* Trecho do texto:

▼

Meu vizinho toca trombone. Pela
primeira vez tenho achado tocante: um instrumento de sopro e seu proprietário
resistindo à tristeza que chegou como brinde do isolamento. Antigamente tinha
bode dele. Pensava que era devido aos gostos musicais diversos. E quem me vê falando assim pensa que mudei a
percepção há um baita tempo. Foi só desde a quarentena mesmo. Parece que só a
impossibilidade de ligar na portaria e perguntar qual o apartamento eruditamente
musical para entregar couvert artístico já nos aproxima. Talvez só o medo de
adoecer ou perder um ente querido nos refresque a memória que na hora desse
frio na espinha, estamos todos na mesma roubada.
Cruzei o prédio dele na caminhada
para espantar a melancolia. O jardim que plantamos no conjunto em que moro permite
que andemos sem tanta exposição. Os vizinhos também têm se distanciado nos
encontros involuntários. E pela primeira vez sou grata à quebrada em que vivo.
A raridade das saídas é tanta que tenho exercitado fortemente a imaginação,
tentando fazer de conta que o córrego perto não carrega sofás, material de
construção e esgoto. As andanças têm sido contemplativas. Não sei até que ponto
ajudarão no condicionamento.
Não é só essa caminhada que virou um
evento. Uma amiga de estudos enviou um vídeo em que a pessoa se montava para
jogar o lixo, como quem vai à festa. Pensei que demoraria mais para chegar a
esse ponto, mas estava praticamente negociando toda fast food restante para o
marido me deixar escapulir rapidamente. Como tenho asma, ele tem se predisposto
a resolver lá fora a maior parte das questões. Não subi no salto para ajudar a
encher a lixeira, mas saí achando a rua linda, as árvores incríveis e as
pessoas uma simpatia. Me senti como minha finada avó que elogiava todos os
amigos e nomes de quem apresentávamos. Encontrei o jovem vizinho. Ficamos
conversando como se tivessem saias de bailarinas entre nós, mantendo uma distância
saudável e criativa. Nem sei se noutra ocasião prosearíamos tanto. Mas de
repente as pessoas com as quais trocávamos cumprimentos secos, ao nos cruzarmos
nos corredores nesta quarentena, se não fosse perigoso nos abraçaríamos
empolgadamente. Lembrando do vírus, obviamente nos contemos.

▲

* Problema proposto A:
Reproduza, sem alterar nada, o trecho da crônica sobre a quarentena que começa com as palavras "Meu vizinho toca" e termina com "na mesma roubada.".
* Problema proposto B:
Prossiga com a crônica sobre a quarentena, começando logo após a última frase apresentada.
Os dados não têm relação com a crônica sobre a quarentena.

* Registros de dados:
▼

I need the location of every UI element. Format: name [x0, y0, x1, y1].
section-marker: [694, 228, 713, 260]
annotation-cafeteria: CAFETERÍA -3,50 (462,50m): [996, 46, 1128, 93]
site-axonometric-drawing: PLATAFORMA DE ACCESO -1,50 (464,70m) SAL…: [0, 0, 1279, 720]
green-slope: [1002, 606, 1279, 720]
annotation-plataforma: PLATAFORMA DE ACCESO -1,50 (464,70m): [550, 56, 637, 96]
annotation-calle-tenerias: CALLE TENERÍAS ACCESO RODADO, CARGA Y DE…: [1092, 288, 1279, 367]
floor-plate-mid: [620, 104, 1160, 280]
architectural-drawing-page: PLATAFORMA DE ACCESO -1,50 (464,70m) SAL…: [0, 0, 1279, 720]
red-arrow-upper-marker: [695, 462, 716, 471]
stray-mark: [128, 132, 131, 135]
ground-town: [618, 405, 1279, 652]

▲

* Resposta da tarefa A:
Meu vizinho toca trombone. Pela
primeira vez tenho achado tocante: um instrumento de sopro e seu proprietário
resistindo à tristeza que chegou como brinde do isolamento. Antigamente tinha
bode dele. Pensava que era devido aos gostos musicais diversos. E quem me vê falando assim pensa que mudei a
percepção há um baita tempo. Foi só desde a quarentena mesmo. Parece que só a
impossibilidade de ligar na portaria e perguntar qual o apartamento eruditamente
musical para entregar couvert artístico já nos aproxima. Talvez só o medo de
adoecer ou perder um ente querido nos refresque a memória que na hora desse
frio na espinha, estamos todos na mesma roubada.

* Resposta da tarefa B:
E a saga na rua com rápidas saídas
segue... Consegui barganhar uma escapadela com meu companheiro e fomos à feira
semanal. Como descartei as últimas máscaras ganhas da dentista, improvisei
proteção com uma bandana amarrada ao rosto. Soa meio bandida estilosa e também
usava pra escrever na lousa sem falta de ar lá no trabalho. Antes do
adiantamento do recesso, claro! Nunca um pastel na esquina foi tão empolgante!
Aumentaram a distância dos clientes aos feirantes com faixas. E mesmo nas filas
as pessoas não ficam mais no nosso cangote. Sentamos no banco da rua e vimos as
luzes do shopping na cidade ao lado. Deve estar fechado. Sabemos que prevenimos
riscos para nós e os outros, mas lembra as mais aterrorizantes séries distópicas.
Crio para despistar memórias
audiovisuais que são gatilhos para deprê. A vizinha veio ajudar com as injeções
do tratamento contra alergia de ácaro, para que pudesse fugir da farmácia. A
agenda para meia dúzia de coisas que planejei fazer para não ficar ansiosa diminuiu.
Conversamos tanto quando veio, que sugeri jantarmos quando o apocalise acabar.
Será que só na periferia as pessoas se aproximam? Emocionalmente né:
fisicamente damos passos pra trás.
Lá na escola a gestão também se
preocupa e pede envio de exercícios, porém quando fui encaminhar no zap dos
estudantes, vi que já estavam sem banda para as atividades do site da
prefeitura, imagine para acessar meus vídeos de arte? As exclusões dos
aprendizes são bem mais emmergenciais do que a rede de ensino dá conta. Para
não voltar à angústia devido nossa limitação na ajuda possível, volto aos
estudos. As aulas seguiram online, o que nos mantém ocupados, muito embora
estranhando a simulação de normalidade das faculdades. Ao menos entre os nossos
seguimos ensaiando sanidade... Nem que seja para compartilhar ignorâncias!.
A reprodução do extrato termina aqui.